[Extracted data entries]
— start —

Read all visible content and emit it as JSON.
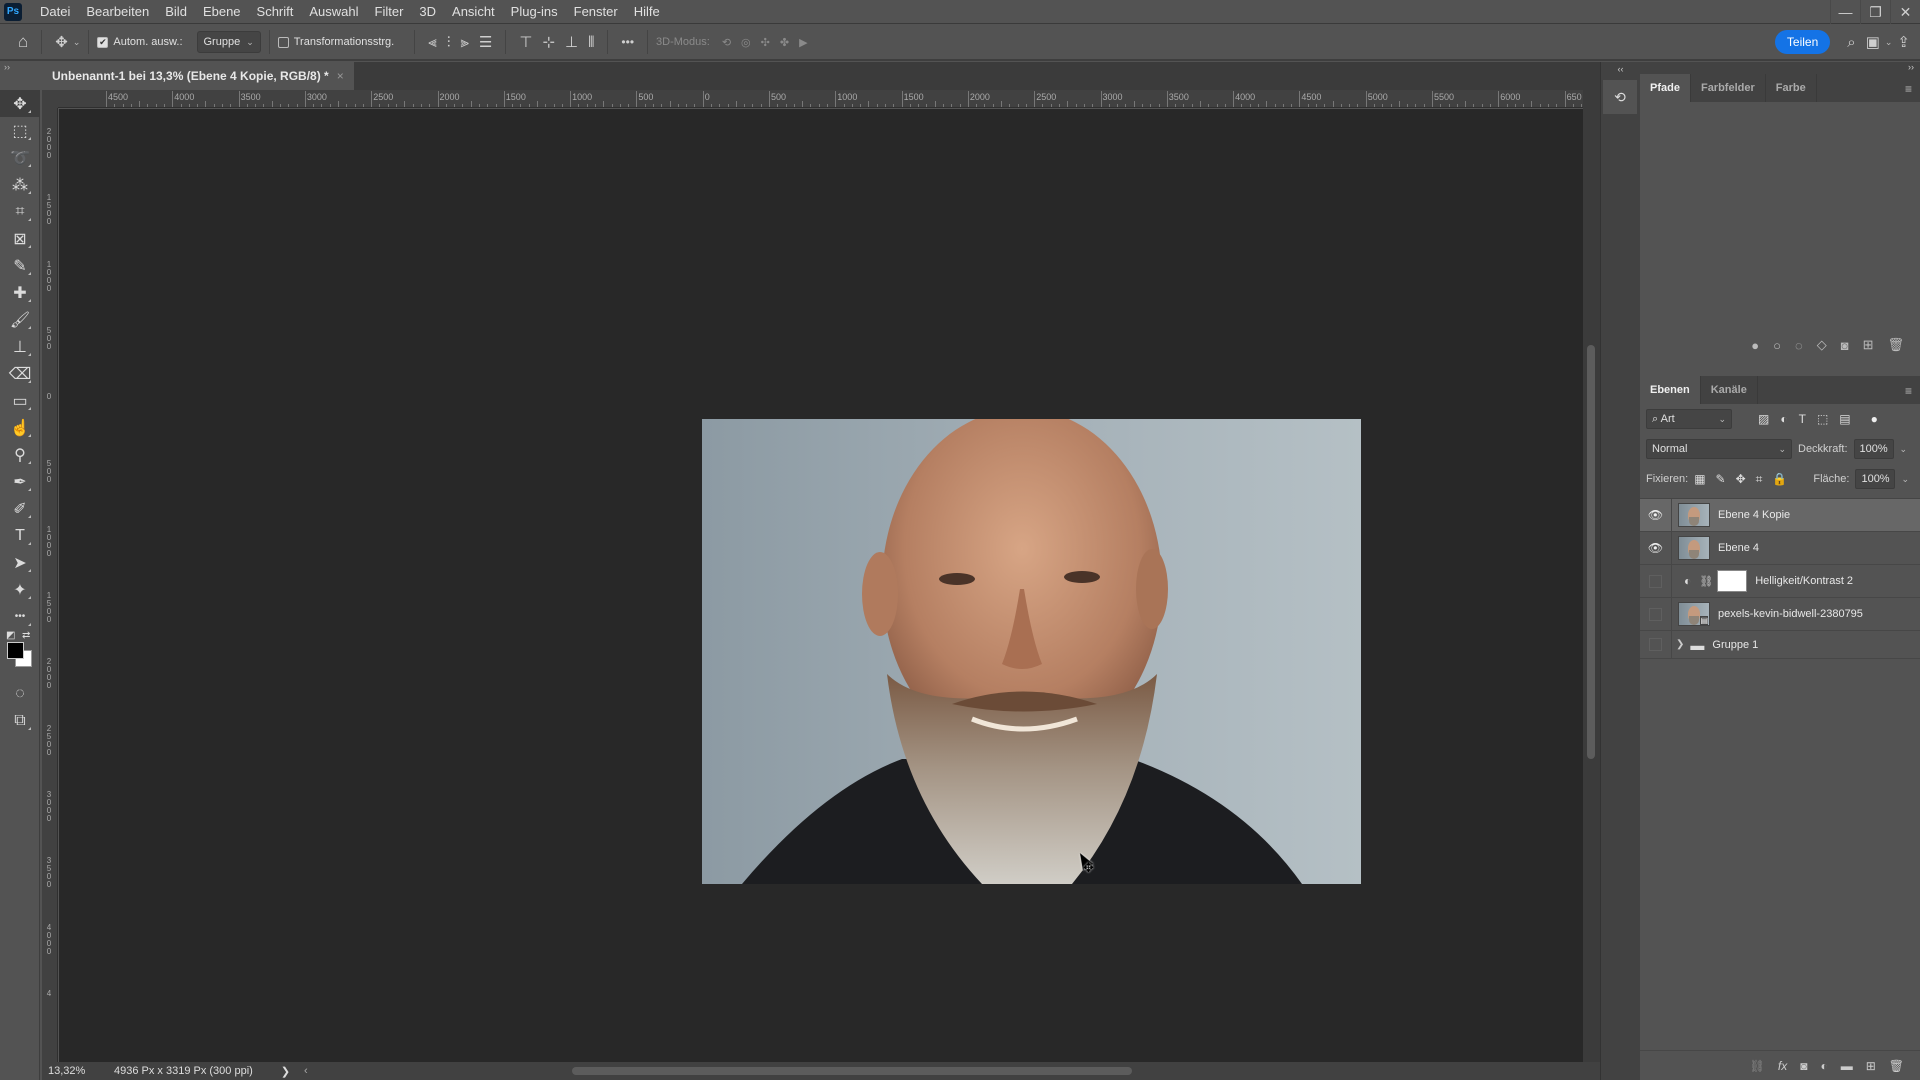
{
  "app": {
    "logo": "Ps"
  },
  "menu": [
    "Datei",
    "Bearbeiten",
    "Bild",
    "Ebene",
    "Schrift",
    "Auswahl",
    "Filter",
    "3D",
    "Ansicht",
    "Plug-ins",
    "Fenster",
    "Hilfe"
  ],
  "window_controls": {
    "minimize": "—",
    "restore": "❐",
    "close": "✕"
  },
  "options": {
    "auto_select_label": "Autom. ausw.:",
    "auto_select_checked": true,
    "auto_select_target": "Gruppe",
    "transform_label": "Transformationsstrg.",
    "transform_checked": false,
    "more": "•••",
    "mode_3d_label": "3D-Modus:",
    "share_label": "Teilen"
  },
  "document": {
    "tab_title": "Unbenannt-1 bei 13,3% (Ebene 4 Kopie, RGB/8) *",
    "close": "×",
    "zoom": "13,32%",
    "info": "4936 Px x 3319 Px (300 ppi)",
    "status_arrow": "❯",
    "scroll_left": "‹"
  },
  "rulers": {
    "horizontal": [
      "4500",
      "4000",
      "3500",
      "3000",
      "2500",
      "2000",
      "1500",
      "1000",
      "500",
      "0",
      "500",
      "1000",
      "1500",
      "2000",
      "2500",
      "3000",
      "3500",
      "4000",
      "4500",
      "5000",
      "5500",
      "6000",
      "650"
    ],
    "vertical": [
      "2000",
      "1500",
      "1000",
      "500",
      "0",
      "500",
      "1000",
      "1500",
      "2000",
      "2500",
      "3000",
      "3500",
      "4000",
      "4"
    ]
  },
  "tools": [
    {
      "name": "move-tool",
      "glyph": "✥"
    },
    {
      "name": "marquee-tool",
      "glyph": "⬚"
    },
    {
      "name": "lasso-tool",
      "glyph": "➰"
    },
    {
      "name": "magic-wand-tool",
      "glyph": "⁂"
    },
    {
      "name": "crop-tool",
      "glyph": "⌗"
    },
    {
      "name": "frame-tool",
      "glyph": "⊠"
    },
    {
      "name": "eyedropper-tool",
      "glyph": "✎"
    },
    {
      "name": "healing-brush-tool",
      "glyph": "✚"
    },
    {
      "name": "brush-tool",
      "glyph": "🖌"
    },
    {
      "name": "clone-stamp-tool",
      "glyph": "⊥"
    },
    {
      "name": "eraser-tool",
      "glyph": "⌫"
    },
    {
      "name": "gradient-tool",
      "glyph": "▭"
    },
    {
      "name": "smudge-tool",
      "glyph": "☝"
    },
    {
      "name": "dodge-tool",
      "glyph": "⚲"
    },
    {
      "name": "pen-tool",
      "glyph": "✒"
    },
    {
      "name": "freeform-pen-tool",
      "glyph": "✐"
    },
    {
      "name": "type-tool",
      "glyph": "T"
    },
    {
      "name": "path-selection-tool",
      "glyph": "➤"
    },
    {
      "name": "custom-shape-tool",
      "glyph": "✦"
    },
    {
      "name": "more-tools",
      "glyph": "•••"
    }
  ],
  "panels": {
    "top_tabs": [
      "Pfade",
      "Farbfelder",
      "Farbe"
    ],
    "layers_tabs": [
      "Ebenen",
      "Kanäle"
    ],
    "filter_kind": "Art",
    "blend_mode": "Normal",
    "opacity_label": "Deckkraft:",
    "opacity": "100%",
    "lock_label": "Fixieren:",
    "fill_label": "Fläche:",
    "fill": "100%",
    "layers": [
      {
        "name": "Ebene 4 Kopie",
        "visible": true,
        "selected": true,
        "type": "pixel"
      },
      {
        "name": "Ebene 4",
        "visible": true,
        "selected": false,
        "type": "pixel"
      },
      {
        "name": "Helligkeit/Kontrast 2",
        "visible": false,
        "selected": false,
        "type": "adjustment"
      },
      {
        "name": "pexels-kevin-bidwell-2380795",
        "visible": false,
        "selected": false,
        "type": "smart-object"
      },
      {
        "name": "Gruppe 1",
        "visible": false,
        "selected": false,
        "type": "group"
      }
    ]
  },
  "colors": {
    "accent": "#1473e6",
    "foreground": "#000000",
    "background": "#ffffff"
  }
}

— end —

WORK REQUIRED
Write down only how many lines in the listing contain the word "brush".

WORKED ANSWER
2